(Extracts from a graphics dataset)
○ ○ ○

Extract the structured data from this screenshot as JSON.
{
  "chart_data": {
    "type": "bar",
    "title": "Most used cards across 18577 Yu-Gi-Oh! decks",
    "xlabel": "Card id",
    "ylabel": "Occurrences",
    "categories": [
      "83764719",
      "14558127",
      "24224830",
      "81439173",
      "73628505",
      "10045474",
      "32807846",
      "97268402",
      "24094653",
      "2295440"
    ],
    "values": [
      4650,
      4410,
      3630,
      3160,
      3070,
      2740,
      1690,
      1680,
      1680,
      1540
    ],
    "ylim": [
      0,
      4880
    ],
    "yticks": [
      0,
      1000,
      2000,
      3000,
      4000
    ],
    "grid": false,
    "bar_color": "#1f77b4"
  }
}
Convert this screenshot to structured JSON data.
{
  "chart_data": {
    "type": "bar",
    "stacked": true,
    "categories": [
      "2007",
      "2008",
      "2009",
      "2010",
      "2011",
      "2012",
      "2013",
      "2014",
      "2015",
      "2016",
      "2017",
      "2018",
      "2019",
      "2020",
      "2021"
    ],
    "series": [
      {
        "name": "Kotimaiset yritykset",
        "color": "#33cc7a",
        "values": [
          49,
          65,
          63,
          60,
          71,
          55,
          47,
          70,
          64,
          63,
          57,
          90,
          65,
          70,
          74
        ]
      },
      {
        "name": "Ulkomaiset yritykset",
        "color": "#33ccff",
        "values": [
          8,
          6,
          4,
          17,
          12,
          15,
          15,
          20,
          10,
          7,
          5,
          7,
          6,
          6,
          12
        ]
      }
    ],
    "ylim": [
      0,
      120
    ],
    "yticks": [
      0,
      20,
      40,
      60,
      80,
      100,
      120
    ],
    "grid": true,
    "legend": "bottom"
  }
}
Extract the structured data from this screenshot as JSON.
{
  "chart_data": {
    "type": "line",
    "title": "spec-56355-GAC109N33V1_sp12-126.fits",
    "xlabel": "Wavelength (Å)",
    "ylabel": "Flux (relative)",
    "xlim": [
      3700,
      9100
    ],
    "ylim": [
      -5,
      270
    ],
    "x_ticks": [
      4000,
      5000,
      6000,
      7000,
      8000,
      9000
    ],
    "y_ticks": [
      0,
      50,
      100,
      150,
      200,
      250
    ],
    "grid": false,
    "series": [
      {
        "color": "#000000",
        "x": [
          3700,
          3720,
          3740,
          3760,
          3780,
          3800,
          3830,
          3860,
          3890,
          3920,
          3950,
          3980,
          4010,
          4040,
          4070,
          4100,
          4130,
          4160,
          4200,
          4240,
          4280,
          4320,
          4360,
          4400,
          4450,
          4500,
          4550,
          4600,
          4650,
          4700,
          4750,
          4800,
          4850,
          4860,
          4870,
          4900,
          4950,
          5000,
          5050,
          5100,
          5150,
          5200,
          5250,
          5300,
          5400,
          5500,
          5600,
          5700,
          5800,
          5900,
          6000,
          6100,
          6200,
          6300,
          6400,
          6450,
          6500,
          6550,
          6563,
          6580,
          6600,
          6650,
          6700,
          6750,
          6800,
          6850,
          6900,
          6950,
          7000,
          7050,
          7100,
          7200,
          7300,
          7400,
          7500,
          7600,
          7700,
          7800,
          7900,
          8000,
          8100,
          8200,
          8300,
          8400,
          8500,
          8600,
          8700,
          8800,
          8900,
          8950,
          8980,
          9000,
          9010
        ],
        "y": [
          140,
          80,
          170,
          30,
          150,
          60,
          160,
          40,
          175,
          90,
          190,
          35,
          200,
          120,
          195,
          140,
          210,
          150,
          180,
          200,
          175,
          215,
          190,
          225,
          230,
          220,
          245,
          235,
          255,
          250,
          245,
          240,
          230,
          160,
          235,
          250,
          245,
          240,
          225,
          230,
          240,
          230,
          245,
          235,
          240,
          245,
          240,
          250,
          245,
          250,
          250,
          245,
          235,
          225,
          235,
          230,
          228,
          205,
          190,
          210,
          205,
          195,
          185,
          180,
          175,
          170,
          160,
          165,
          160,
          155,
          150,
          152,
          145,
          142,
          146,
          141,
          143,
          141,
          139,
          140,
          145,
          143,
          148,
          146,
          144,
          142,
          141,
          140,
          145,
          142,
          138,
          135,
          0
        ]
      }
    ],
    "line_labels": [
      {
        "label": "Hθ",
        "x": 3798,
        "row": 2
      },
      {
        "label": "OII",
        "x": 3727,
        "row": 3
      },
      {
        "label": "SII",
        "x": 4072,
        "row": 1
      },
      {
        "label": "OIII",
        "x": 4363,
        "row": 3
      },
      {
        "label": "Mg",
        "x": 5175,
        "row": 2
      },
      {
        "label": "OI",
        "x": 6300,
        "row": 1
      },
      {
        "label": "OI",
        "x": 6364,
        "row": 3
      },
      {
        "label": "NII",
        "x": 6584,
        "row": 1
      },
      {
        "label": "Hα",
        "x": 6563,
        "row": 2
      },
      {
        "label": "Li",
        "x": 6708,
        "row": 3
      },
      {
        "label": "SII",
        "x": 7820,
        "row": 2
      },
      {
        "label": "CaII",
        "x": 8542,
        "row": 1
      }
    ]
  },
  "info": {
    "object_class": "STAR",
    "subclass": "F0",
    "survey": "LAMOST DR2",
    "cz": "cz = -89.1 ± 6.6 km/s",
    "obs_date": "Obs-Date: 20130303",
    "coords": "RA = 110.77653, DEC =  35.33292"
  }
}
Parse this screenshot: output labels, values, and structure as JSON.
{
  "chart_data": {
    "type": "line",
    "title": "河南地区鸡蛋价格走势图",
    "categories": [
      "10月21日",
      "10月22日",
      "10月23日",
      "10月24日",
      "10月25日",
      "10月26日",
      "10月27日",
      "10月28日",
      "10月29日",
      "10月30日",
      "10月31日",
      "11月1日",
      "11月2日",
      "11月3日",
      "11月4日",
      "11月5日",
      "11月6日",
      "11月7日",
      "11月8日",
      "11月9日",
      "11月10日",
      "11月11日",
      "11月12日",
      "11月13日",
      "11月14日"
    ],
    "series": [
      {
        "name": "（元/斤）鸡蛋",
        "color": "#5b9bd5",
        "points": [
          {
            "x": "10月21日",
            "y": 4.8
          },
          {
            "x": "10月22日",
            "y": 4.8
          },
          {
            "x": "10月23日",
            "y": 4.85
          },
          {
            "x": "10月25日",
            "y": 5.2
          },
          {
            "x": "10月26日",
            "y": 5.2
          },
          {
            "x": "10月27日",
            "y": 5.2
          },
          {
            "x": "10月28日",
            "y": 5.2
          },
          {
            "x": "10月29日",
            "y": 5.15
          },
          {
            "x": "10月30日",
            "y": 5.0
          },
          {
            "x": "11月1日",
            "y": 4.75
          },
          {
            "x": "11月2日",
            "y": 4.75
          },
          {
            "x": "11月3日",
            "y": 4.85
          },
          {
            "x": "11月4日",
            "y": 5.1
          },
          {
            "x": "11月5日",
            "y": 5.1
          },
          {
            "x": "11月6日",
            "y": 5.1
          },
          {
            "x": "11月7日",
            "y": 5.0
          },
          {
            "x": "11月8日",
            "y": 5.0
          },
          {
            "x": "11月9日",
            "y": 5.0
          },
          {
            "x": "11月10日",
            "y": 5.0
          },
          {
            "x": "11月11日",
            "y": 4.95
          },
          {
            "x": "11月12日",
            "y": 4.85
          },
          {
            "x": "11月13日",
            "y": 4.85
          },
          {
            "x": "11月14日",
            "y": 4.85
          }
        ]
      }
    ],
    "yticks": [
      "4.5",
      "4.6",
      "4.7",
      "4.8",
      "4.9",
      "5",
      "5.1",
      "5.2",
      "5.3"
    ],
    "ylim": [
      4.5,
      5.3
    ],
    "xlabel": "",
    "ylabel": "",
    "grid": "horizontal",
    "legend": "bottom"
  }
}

○ ○ ○

From the data above, copy out every line with the string "grid" in it.

◆ **Result of this task**:
    "grid": false,
    "grid": true,
    "grid": false,
    "grid": "horizontal",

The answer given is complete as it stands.